--- begin Source records ---

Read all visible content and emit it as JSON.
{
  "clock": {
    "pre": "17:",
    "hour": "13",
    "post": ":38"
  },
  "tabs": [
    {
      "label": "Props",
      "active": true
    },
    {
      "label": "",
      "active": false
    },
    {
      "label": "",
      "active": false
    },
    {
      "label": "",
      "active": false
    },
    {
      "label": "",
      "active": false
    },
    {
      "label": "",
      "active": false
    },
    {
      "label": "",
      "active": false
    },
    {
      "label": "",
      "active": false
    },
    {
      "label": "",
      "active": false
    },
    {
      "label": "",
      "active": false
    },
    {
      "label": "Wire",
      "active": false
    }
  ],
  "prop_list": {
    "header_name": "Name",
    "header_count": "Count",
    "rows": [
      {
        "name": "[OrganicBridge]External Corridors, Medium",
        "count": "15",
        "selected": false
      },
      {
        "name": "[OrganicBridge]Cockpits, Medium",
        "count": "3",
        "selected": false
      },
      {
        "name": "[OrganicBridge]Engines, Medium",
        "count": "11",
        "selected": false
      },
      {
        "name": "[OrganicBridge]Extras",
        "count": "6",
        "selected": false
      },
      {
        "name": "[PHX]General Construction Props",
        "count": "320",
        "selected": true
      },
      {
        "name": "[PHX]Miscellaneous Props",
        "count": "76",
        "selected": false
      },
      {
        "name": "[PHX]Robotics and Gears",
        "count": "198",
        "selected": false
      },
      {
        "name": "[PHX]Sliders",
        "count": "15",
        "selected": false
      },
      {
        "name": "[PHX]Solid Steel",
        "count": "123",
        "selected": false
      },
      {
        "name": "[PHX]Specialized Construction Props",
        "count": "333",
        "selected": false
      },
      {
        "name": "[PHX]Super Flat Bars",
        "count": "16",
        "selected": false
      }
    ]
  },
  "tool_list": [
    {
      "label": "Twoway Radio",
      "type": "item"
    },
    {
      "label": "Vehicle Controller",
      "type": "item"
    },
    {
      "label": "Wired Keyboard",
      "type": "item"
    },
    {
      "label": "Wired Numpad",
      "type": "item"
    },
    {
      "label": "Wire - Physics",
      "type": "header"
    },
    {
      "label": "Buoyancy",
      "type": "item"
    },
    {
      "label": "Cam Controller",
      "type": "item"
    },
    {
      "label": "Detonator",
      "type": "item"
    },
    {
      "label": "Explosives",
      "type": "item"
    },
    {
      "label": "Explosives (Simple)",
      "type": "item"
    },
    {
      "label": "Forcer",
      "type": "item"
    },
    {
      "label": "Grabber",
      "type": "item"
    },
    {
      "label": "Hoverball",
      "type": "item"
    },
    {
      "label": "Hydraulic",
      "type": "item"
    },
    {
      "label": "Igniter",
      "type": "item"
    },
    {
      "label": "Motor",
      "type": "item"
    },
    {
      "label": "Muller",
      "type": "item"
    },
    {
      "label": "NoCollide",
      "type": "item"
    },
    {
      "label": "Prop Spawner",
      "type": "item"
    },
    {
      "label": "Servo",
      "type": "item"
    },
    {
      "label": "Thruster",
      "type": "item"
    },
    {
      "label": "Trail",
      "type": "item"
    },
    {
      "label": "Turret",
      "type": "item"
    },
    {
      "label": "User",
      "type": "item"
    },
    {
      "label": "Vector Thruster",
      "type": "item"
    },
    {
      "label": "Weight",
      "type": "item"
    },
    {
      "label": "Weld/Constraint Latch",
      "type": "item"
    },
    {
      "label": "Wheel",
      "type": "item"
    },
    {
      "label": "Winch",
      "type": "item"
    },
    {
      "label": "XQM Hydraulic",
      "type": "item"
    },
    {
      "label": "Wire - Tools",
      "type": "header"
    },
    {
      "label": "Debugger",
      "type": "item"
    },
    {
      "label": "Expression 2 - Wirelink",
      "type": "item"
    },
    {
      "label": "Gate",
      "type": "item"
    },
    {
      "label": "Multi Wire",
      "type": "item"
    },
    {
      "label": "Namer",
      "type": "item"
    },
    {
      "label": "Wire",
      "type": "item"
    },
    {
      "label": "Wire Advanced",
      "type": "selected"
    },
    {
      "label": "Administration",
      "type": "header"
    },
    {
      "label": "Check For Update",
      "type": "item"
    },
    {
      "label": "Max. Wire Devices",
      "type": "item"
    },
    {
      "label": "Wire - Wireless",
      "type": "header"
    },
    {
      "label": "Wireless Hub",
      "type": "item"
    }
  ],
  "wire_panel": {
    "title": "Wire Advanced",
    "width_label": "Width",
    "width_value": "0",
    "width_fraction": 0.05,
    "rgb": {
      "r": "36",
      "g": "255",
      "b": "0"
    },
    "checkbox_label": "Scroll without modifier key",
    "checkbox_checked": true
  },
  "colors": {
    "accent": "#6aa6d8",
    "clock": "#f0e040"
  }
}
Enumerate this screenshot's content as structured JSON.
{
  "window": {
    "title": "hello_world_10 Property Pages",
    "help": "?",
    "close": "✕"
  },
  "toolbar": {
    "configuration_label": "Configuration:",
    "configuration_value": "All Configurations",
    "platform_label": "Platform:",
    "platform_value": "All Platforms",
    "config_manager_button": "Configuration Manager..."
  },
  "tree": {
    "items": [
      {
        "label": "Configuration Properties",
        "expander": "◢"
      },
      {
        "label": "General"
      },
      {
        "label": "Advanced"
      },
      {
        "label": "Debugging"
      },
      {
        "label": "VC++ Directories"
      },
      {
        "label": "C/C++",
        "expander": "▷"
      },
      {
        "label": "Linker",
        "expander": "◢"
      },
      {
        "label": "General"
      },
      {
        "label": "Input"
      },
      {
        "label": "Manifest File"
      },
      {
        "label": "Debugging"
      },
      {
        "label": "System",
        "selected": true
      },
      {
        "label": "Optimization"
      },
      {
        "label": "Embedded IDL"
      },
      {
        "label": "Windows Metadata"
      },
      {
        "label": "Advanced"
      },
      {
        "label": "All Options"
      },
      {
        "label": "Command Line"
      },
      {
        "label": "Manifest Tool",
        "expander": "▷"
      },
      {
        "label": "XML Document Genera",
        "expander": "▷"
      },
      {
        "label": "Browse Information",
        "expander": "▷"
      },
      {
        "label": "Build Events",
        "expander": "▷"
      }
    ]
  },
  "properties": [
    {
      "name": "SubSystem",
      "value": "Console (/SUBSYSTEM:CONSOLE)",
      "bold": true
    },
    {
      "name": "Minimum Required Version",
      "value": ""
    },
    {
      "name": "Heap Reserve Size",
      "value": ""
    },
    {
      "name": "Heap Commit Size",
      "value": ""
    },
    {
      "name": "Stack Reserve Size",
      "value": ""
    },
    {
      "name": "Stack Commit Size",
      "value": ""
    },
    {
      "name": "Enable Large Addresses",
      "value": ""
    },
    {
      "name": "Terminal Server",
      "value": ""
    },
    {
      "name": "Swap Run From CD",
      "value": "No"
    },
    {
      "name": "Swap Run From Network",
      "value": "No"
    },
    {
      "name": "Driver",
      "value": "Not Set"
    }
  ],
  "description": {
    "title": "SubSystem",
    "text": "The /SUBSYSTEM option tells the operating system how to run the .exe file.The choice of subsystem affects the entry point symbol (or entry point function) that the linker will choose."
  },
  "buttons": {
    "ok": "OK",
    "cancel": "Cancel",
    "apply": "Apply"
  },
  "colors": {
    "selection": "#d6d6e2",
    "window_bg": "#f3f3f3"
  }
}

--- end Source records ---

__Work to complete__: The entries above must be returned exactly.

__Exercise result__:
Read all visible content and emit it as JSON.
{
  "clock": {
    "pre": "17:",
    "hour": "13",
    "post": ":38"
  },
  "tabs": [
    {
      "label": "Props",
      "active": true
    },
    {
      "label": "",
      "active": false
    },
    {
      "label": "",
      "active": false
    },
    {
      "label": "",
      "active": false
    },
    {
      "label": "",
      "active": false
    },
    {
      "label": "",
      "active": false
    },
    {
      "label": "",
      "active": false
    },
    {
      "label": "",
      "active": false
    },
    {
      "label": "",
      "active": false
    },
    {
      "label": "",
      "active": false
    },
    {
      "label": "Wire",
      "active": false
    }
  ],
  "prop_list": {
    "header_name": "Name",
    "header_count": "Count",
    "rows": [
      {
        "name": "[OrganicBridge]External Corridors, Medium",
        "count": "15",
        "selected": false
      },
      {
        "name": "[OrganicBridge]Cockpits, Medium",
        "count": "3",
        "selected": false
      },
      {
        "name": "[OrganicBridge]Engines, Medium",
        "count": "11",
        "selected": false
      },
      {
        "name": "[OrganicBridge]Extras",
        "count": "6",
        "selected": false
      },
      {
        "name": "[PHX]General Construction Props",
        "count": "320",
        "selected": true
      },
      {
        "name": "[PHX]Miscellaneous Props",
        "count": "76",
        "selected": false
      },
      {
        "name": "[PHX]Robotics and Gears",
        "count": "198",
        "selected": false
      },
      {
        "name": "[PHX]Sliders",
        "count": "15",
        "selected": false
      },
      {
        "name": "[PHX]Solid Steel",
        "count": "123",
        "selected": false
      },
      {
        "name": "[PHX]Specialized Construction Props",
        "count": "333",
        "selected": false
      },
      {
        "name": "[PHX]Super Flat Bars",
        "count": "16",
        "selected": false
      }
    ]
  },
  "tool_list": [
    {
      "label": "Twoway Radio",
      "type": "item"
    },
    {
      "label": "Vehicle Controller",
      "type": "item"
    },
    {
      "label": "Wired Keyboard",
      "type": "item"
    },
    {
      "label": "Wired Numpad",
      "type": "item"
    },
    {
      "label": "Wire - Physics",
      "type": "header"
    },
    {
      "label": "Buoyancy",
      "type": "item"
    },
    {
      "label": "Cam Controller",
      "type": "item"
    },
    {
      "label": "Detonator",
      "type": "item"
    },
    {
      "label": "Explosives",
      "type": "item"
    },
    {
      "label": "Explosives (Simple)",
      "type": "item"
    },
    {
      "label": "Forcer",
      "type": "item"
    },
    {
      "label": "Grabber",
      "type": "item"
    },
    {
      "label": "Hoverball",
      "type": "item"
    },
    {
      "label": "Hydraulic",
      "type": "item"
    },
    {
      "label": "Igniter",
      "type": "item"
    },
    {
      "label": "Motor",
      "type": "item"
    },
    {
      "label": "Muller",
      "type": "item"
    },
    {
      "label": "NoCollide",
      "type": "item"
    },
    {
      "label": "Prop Spawner",
      "type": "item"
    },
    {
      "label": "Servo",
      "type": "item"
    },
    {
      "label": "Thruster",
      "type": "item"
    },
    {
      "label": "Trail",
      "type": "item"
    },
    {
      "label": "Turret",
      "type": "item"
    },
    {
      "label": "User",
      "type": "item"
    },
    {
      "label": "Vector Thruster",
      "type": "item"
    },
    {
      "label": "Weight",
      "type": "item"
    },
    {
      "label": "Weld/Constraint Latch",
      "type": "item"
    },
    {
      "label": "Wheel",
      "type": "item"
    },
    {
      "label": "Winch",
      "type": "item"
    },
    {
      "label": "XQM Hydraulic",
      "type": "item"
    },
    {
      "label": "Wire - Tools",
      "type": "header"
    },
    {
      "label": "Debugger",
      "type": "item"
    },
    {
      "label": "Expression 2 - Wirelink",
      "type": "item"
    },
    {
      "label": "Gate",
      "type": "item"
    },
    {
      "label": "Multi Wire",
      "type": "item"
    },
    {
      "label": "Namer",
      "type": "item"
    },
    {
      "label": "Wire",
      "type": "item"
    },
    {
      "label": "Wire Advanced",
      "type": "selected"
    },
    {
      "label": "Administration",
      "type": "header"
    },
    {
      "label": "Check For Update",
      "type": "item"
    },
    {
      "label": "Max. Wire Devices",
      "type": "item"
    },
    {
      "label": "Wire - Wireless",
      "type": "header"
    },
    {
      "label": "Wireless Hub",
      "type": "item"
    }
  ],
  "wire_panel": {
    "title": "Wire Advanced",
    "width_label": "Width",
    "width_value": "0",
    "width_fraction": 0.05,
    "rgb": {
      "r": "36",
      "g": "255",
      "b": "0"
    },
    "checkbox_label": "Scroll without modifier key",
    "checkbox_checked": true
  },
  "colors": {
    "accent": "#6aa6d8",
    "clock": "#f0e040"
  }
}
Enumerate this screenshot's content as structured JSON.
{
  "window": {
    "title": "hello_world_10 Property Pages",
    "help": "?",
    "close": "✕"
  },
  "toolbar": {
    "configuration_label": "Configuration:",
    "configuration_value": "All Configurations",
    "platform_label": "Platform:",
    "platform_value": "All Platforms",
    "config_manager_button": "Configuration Manager..."
  },
  "tree": {
    "items": [
      {
        "label": "Configuration Properties",
        "expander": "◢"
      },
      {
        "label": "General"
      },
      {
        "label": "Advanced"
      },
      {
        "label": "Debugging"
      },
      {
        "label": "VC++ Directories"
      },
      {
        "label": "C/C++",
        "expander": "▷"
      },
      {
        "label": "Linker",
        "expander": "◢"
      },
      {
        "label": "General"
      },
      {
        "label": "Input"
      },
      {
        "label": "Manifest File"
      },
      {
        "label": "Debugging"
      },
      {
        "label": "System",
        "selected": true
      },
      {
        "label": "Optimization"
      },
      {
        "label": "Embedded IDL"
      },
      {
        "label": "Windows Metadata"
      },
      {
        "label": "Advanced"
      },
      {
        "label": "All Options"
      },
      {
        "label": "Command Line"
      },
      {
        "label": "Manifest Tool",
        "expander": "▷"
      },
      {
        "label": "XML Document Genera",
        "expander": "▷"
      },
      {
        "label": "Browse Information",
        "expander": "▷"
      },
      {
        "label": "Build Events",
        "expander": "▷"
      }
    ]
  },
  "properties": [
    {
      "name": "SubSystem",
      "value": "Console (/SUBSYSTEM:CONSOLE)",
      "bold": true
    },
    {
      "name": "Minimum Required Version",
      "value": ""
    },
    {
      "name": "Heap Reserve Size",
      "value": ""
    },
    {
      "name": "Heap Commit Size",
      "value": ""
    },
    {
      "name": "Stack Reserve Size",
      "value": ""
    },
    {
      "name": "Stack Commit Size",
      "value": ""
    },
    {
      "name": "Enable Large Addresses",
      "value": ""
    },
    {
      "name": "Terminal Server",
      "value": ""
    },
    {
      "name": "Swap Run From CD",
      "value": "No"
    },
    {
      "name": "Swap Run From Network",
      "value": "No"
    },
    {
      "name": "Driver",
      "value": "Not Set"
    }
  ],
  "description": {
    "title": "SubSystem",
    "text": "The /SUBSYSTEM option tells the operating system how to run the .exe file.The choice of subsystem affects the entry point symbol (or entry point function) that the linker will choose."
  },
  "buttons": {
    "ok": "OK",
    "cancel": "Cancel",
    "apply": "Apply"
  },
  "colors": {
    "selection": "#d6d6e2",
    "window_bg": "#f3f3f3"
  }
}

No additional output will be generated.